Problem requirements |
Copy out every line exactly, passing over the pictures.
▽
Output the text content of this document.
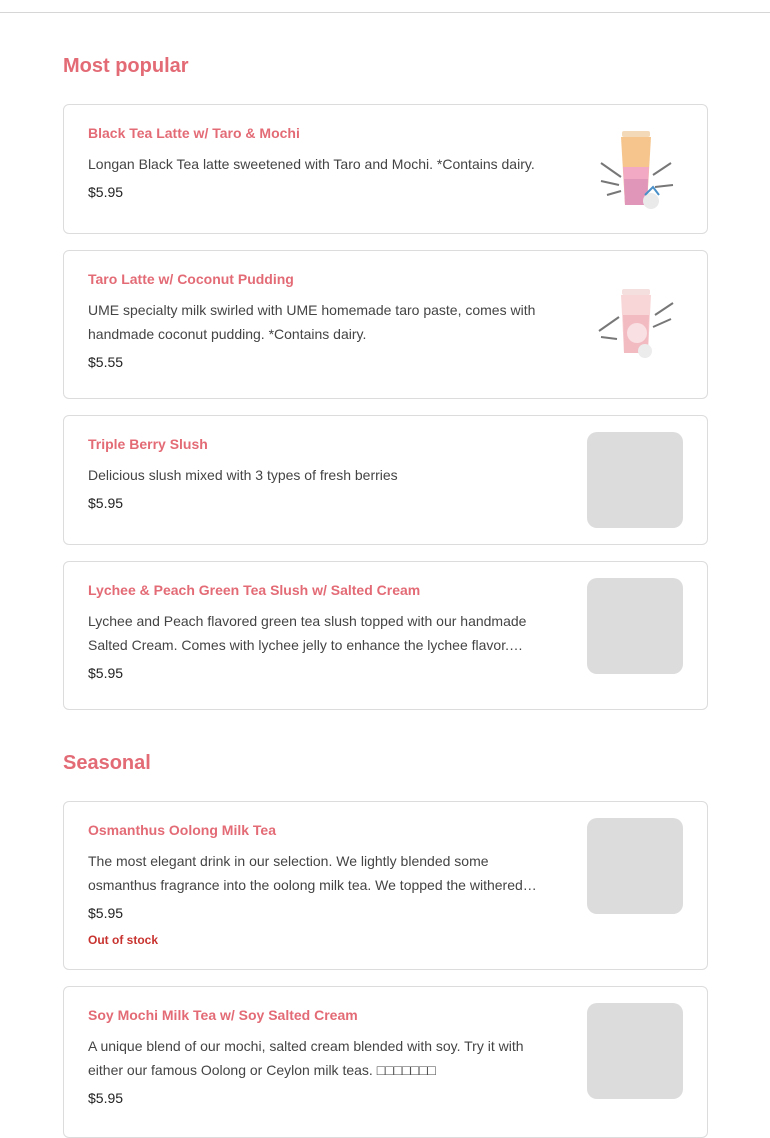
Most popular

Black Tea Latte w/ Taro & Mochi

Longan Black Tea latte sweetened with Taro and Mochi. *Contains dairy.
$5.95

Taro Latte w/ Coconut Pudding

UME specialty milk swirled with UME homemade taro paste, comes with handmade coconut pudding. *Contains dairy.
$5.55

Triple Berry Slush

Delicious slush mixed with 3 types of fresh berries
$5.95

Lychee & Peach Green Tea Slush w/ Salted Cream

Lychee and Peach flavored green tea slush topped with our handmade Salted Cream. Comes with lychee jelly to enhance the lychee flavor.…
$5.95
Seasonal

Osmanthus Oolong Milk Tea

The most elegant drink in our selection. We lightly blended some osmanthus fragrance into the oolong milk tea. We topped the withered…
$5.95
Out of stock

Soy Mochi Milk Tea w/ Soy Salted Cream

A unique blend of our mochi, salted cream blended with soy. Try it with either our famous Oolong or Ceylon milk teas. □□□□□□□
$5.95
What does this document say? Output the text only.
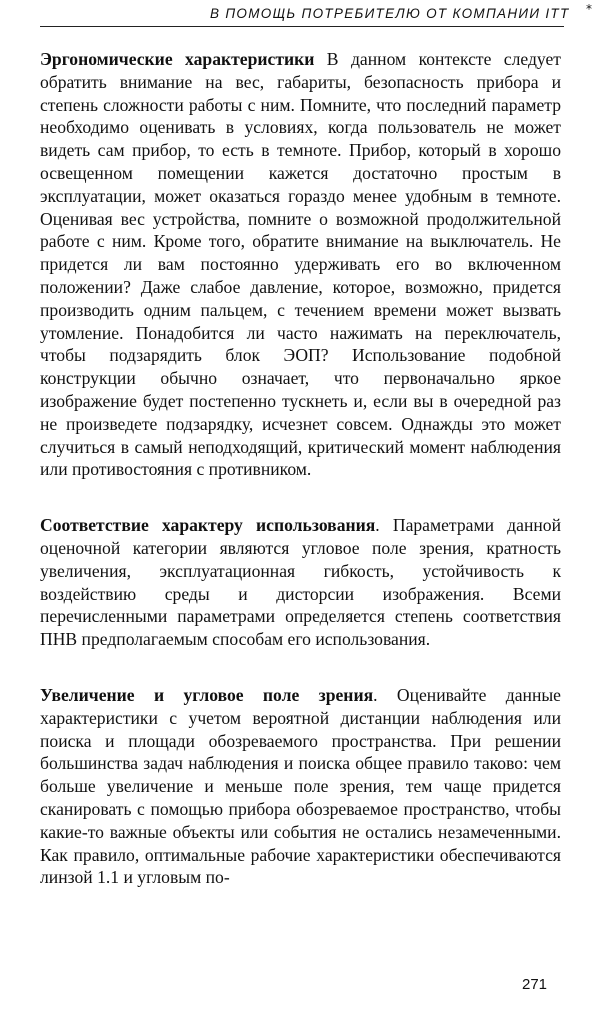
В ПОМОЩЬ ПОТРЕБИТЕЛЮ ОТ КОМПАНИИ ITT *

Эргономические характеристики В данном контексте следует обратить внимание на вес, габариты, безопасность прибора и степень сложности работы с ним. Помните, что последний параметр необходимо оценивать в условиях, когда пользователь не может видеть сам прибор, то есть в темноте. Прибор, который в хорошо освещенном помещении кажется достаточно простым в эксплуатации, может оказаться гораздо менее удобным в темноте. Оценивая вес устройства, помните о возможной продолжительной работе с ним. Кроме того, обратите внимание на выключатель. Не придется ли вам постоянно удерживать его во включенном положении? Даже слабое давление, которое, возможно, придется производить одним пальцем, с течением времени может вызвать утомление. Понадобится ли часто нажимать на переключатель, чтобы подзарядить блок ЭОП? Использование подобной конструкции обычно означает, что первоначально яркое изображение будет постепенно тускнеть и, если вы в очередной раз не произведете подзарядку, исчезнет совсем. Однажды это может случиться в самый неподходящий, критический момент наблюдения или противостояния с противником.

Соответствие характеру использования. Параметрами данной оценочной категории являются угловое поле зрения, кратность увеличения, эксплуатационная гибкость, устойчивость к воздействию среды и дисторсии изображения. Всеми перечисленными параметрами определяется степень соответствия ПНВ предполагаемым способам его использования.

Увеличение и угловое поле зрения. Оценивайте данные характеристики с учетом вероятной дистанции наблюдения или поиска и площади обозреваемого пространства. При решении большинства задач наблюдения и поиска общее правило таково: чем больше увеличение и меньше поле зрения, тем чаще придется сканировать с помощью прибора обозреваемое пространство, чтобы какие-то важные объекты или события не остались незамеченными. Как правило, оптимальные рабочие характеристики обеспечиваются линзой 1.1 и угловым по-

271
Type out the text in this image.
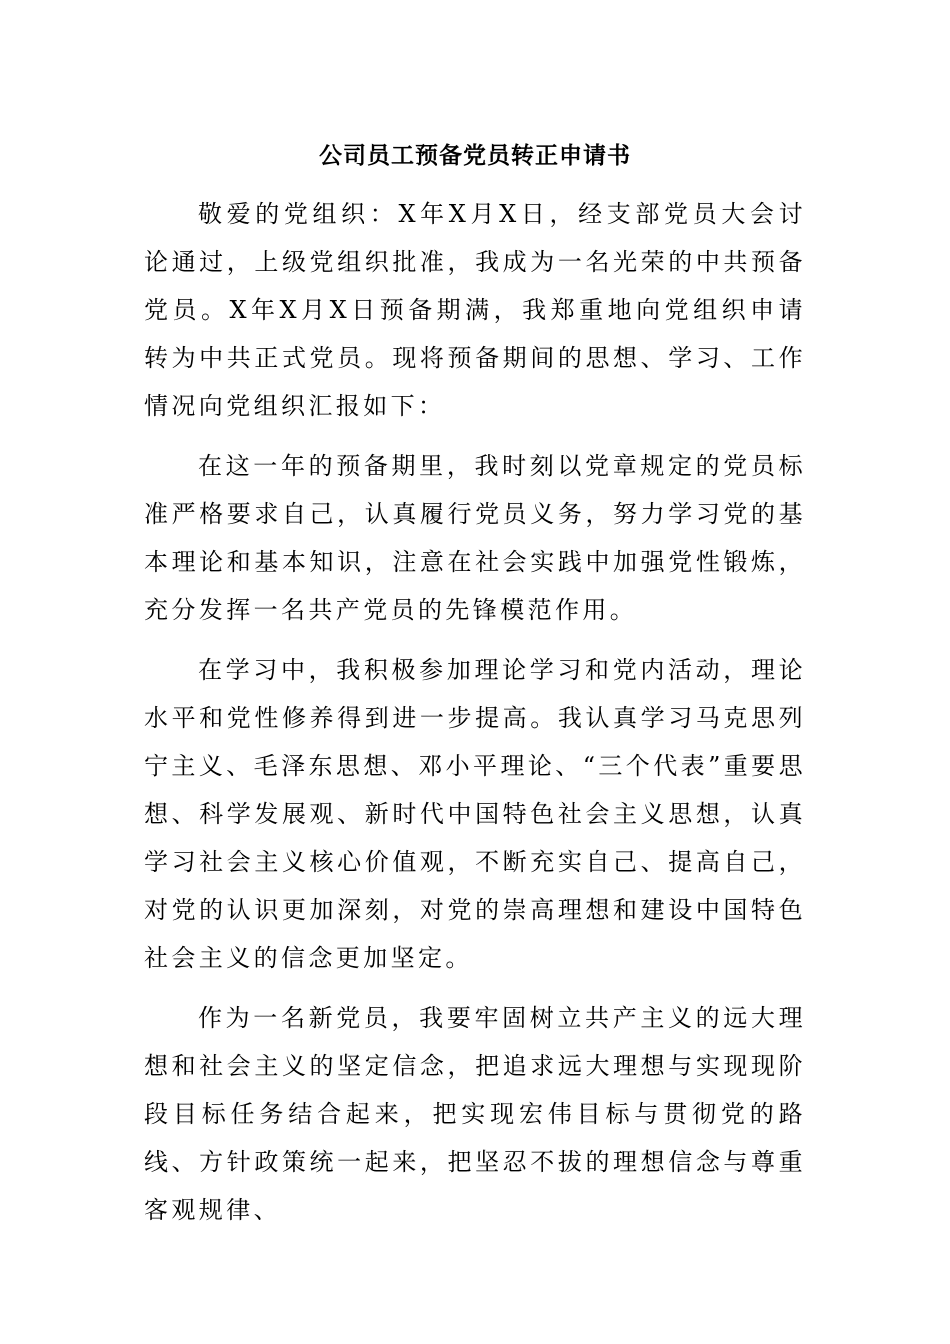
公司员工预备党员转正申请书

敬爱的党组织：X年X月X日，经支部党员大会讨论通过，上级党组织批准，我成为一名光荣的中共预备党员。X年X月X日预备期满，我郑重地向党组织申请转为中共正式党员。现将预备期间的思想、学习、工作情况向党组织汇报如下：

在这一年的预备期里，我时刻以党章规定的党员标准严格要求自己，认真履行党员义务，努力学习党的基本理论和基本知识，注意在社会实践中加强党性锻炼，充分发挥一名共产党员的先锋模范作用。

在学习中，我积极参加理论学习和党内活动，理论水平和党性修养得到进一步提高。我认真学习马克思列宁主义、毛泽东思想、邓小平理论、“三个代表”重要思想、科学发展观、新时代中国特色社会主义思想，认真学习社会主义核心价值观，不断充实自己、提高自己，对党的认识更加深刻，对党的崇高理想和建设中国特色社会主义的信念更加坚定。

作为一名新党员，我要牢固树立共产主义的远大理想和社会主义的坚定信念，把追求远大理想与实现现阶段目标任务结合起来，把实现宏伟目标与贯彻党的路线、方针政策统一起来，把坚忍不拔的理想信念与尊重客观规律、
△
Answer in full |
Output the text content of this document.
Most popular

Black Tea Latte w/ Taro & Mochi

Longan Black Tea latte sweetened with Taro and Mochi. *Contains dairy.
$5.95

Taro Latte w/ Coconut Pudding

UME specialty milk swirled with UME homemade taro paste, comes with handmade coconut pudding. *Contains dairy.
$5.55

Triple Berry Slush

Delicious slush mixed with 3 types of fresh berries
$5.95

Lychee & Peach Green Tea Slush w/ Salted Cream

Lychee and Peach flavored green tea slush topped with our handmade Salted Cream. Comes with lychee jelly to enhance the lychee flavor.…
$5.95
Seasonal

Osmanthus Oolong Milk Tea

The most elegant drink in our selection. We lightly blended some osmanthus fragrance into the oolong milk tea. We topped the withered…
$5.95
Out of stock

Soy Mochi Milk Tea w/ Soy Salted Cream

A unique blend of our mochi, salted cream blended with soy. Try it with either our famous Oolong or Ceylon milk teas. □□□□□□□
$5.95
What does this document say? Output the text only.
В ПОМОЩЬ ПОТРЕБИТЕЛЮ ОТ КОМПАНИИ ITT *

Эргономические характеристики В данном контексте следует обратить внимание на вес, габариты, безопасность прибора и степень сложности работы с ним. Помните, что последний параметр необходимо оценивать в условиях, когда пользователь не может видеть сам прибор, то есть в темноте. Прибор, который в хорошо освещенном помещении кажется достаточно простым в эксплуатации, может оказаться гораздо менее удобным в темноте. Оценивая вес устройства, помните о возможной продолжительной работе с ним. Кроме того, обратите внимание на выключатель. Не придется ли вам постоянно удерживать его во включенном положении? Даже слабое давление, которое, возможно, придется производить одним пальцем, с течением времени может вызвать утомление. Понадобится ли часто нажимать на переключатель, чтобы подзарядить блок ЭОП? Использование подобной конструкции обычно означает, что первоначально яркое изображение будет постепенно тускнеть и, если вы в очередной раз не произведете подзарядку, исчезнет совсем. Однажды это может случиться в самый неподходящий, критический момент наблюдения или противостояния с противником.

Соответствие характеру использования. Параметрами данной оценочной категории являются угловое поле зрения, кратность увеличения, эксплуатационная гибкость, устойчивость к воздействию среды и дисторсии изображения. Всеми перечисленными параметрами определяется степень соответствия ПНВ предполагаемым способам его использования.

Увеличение и угловое поле зрения. Оценивайте данные характеристики с учетом вероятной дистанции наблюдения или поиска и площади обозреваемого пространства. При решении большинства задач наблюдения и поиска общее правило таково: чем больше увеличение и меньше поле зрения, тем чаще придется сканировать с помощью прибора обозреваемое пространство, чтобы какие-то важные объекты или события не остались незамеченными. Как правило, оптимальные рабочие характеристики обеспечиваются линзой 1.1 и угловым по-

271
Type out the text in this image.
公司员工预备党员转正申请书

敬爱的党组织：X年X月X日，经支部党员大会讨论通过，上级党组织批准，我成为一名光荣的中共预备党员。X年X月X日预备期满，我郑重地向党组织申请转为中共正式党员。现将预备期间的思想、学习、工作情况向党组织汇报如下：

在这一年的预备期里，我时刻以党章规定的党员标准严格要求自己，认真履行党员义务，努力学习党的基本理论和基本知识，注意在社会实践中加强党性锻炼，充分发挥一名共产党员的先锋模范作用。

在学习中，我积极参加理论学习和党内活动，理论水平和党性修养得到进一步提高。我认真学习马克思列宁主义、毛泽东思想、邓小平理论、“三个代表”重要思想、科学发展观、新时代中国特色社会主义思想，认真学习社会主义核心价值观，不断充实自己、提高自己，对党的认识更加深刻，对党的崇高理想和建设中国特色社会主义的信念更加坚定。

作为一名新党员，我要牢固树立共产主义的远大理想和社会主义的坚定信念，把追求远大理想与实现现阶段目标任务结合起来，把实现宏伟目标与贯彻党的路线、方针政策统一起来，把坚忍不拔的理想信念与尊重客观规律、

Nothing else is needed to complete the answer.